--- start MATERIAL PROVIDED ---
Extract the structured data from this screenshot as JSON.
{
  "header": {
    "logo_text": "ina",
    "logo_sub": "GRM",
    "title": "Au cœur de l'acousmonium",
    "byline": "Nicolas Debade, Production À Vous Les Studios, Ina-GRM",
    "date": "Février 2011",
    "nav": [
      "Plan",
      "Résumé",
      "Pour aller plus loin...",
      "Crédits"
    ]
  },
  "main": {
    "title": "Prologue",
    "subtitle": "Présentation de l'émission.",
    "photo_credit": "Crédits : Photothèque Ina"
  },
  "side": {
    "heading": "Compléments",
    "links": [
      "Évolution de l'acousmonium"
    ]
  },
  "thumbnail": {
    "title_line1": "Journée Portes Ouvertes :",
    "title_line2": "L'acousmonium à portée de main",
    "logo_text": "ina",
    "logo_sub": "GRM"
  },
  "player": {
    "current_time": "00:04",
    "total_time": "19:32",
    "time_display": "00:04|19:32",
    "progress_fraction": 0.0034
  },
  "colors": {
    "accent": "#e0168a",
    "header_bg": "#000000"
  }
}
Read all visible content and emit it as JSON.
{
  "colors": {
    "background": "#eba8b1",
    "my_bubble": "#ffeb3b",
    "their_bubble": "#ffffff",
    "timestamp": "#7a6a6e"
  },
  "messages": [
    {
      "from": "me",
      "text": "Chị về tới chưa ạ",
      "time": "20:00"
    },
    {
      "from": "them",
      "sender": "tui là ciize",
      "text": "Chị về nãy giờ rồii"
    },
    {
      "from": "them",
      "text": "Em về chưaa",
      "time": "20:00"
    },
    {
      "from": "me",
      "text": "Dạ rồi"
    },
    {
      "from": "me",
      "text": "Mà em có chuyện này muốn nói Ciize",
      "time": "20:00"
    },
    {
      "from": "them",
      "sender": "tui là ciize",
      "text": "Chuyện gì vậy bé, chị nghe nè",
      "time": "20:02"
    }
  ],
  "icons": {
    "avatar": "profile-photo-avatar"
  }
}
--- end MATERIAL PROVIDED ---
- REQUIREMENT -
Reproduce the material above without altering a single character.

- RESPONSE TO THE TASK -
Extract the structured data from this screenshot as JSON.
{
  "header": {
    "logo_text": "ina",
    "logo_sub": "GRM",
    "title": "Au cœur de l'acousmonium",
    "byline": "Nicolas Debade, Production À Vous Les Studios, Ina-GRM",
    "date": "Février 2011",
    "nav": [
      "Plan",
      "Résumé",
      "Pour aller plus loin...",
      "Crédits"
    ]
  },
  "main": {
    "title": "Prologue",
    "subtitle": "Présentation de l'émission.",
    "photo_credit": "Crédits : Photothèque Ina"
  },
  "side": {
    "heading": "Compléments",
    "links": [
      "Évolution de l'acousmonium"
    ]
  },
  "thumbnail": {
    "title_line1": "Journée Portes Ouvertes :",
    "title_line2": "L'acousmonium à portée de main",
    "logo_text": "ina",
    "logo_sub": "GRM"
  },
  "player": {
    "current_time": "00:04",
    "total_time": "19:32",
    "time_display": "00:04|19:32",
    "progress_fraction": 0.0034
  },
  "colors": {
    "accent": "#e0168a",
    "header_bg": "#000000"
  }
}
Read all visible content and emit it as JSON.
{
  "colors": {
    "background": "#eba8b1",
    "my_bubble": "#ffeb3b",
    "their_bubble": "#ffffff",
    "timestamp": "#7a6a6e"
  },
  "messages": [
    {
      "from": "me",
      "text": "Chị về tới chưa ạ",
      "time": "20:00"
    },
    {
      "from": "them",
      "sender": "tui là ciize",
      "text": "Chị về nãy giờ rồii"
    },
    {
      "from": "them",
      "text": "Em về chưaa",
      "time": "20:00"
    },
    {
      "from": "me",
      "text": "Dạ rồi"
    },
    {
      "from": "me",
      "text": "Mà em có chuyện này muốn nói Ciize",
      "time": "20:00"
    },
    {
      "from": "them",
      "sender": "tui là ciize",
      "text": "Chuyện gì vậy bé, chị nghe nè",
      "time": "20:02"
    }
  ],
  "icons": {
    "avatar": "profile-photo-avatar"
  }
}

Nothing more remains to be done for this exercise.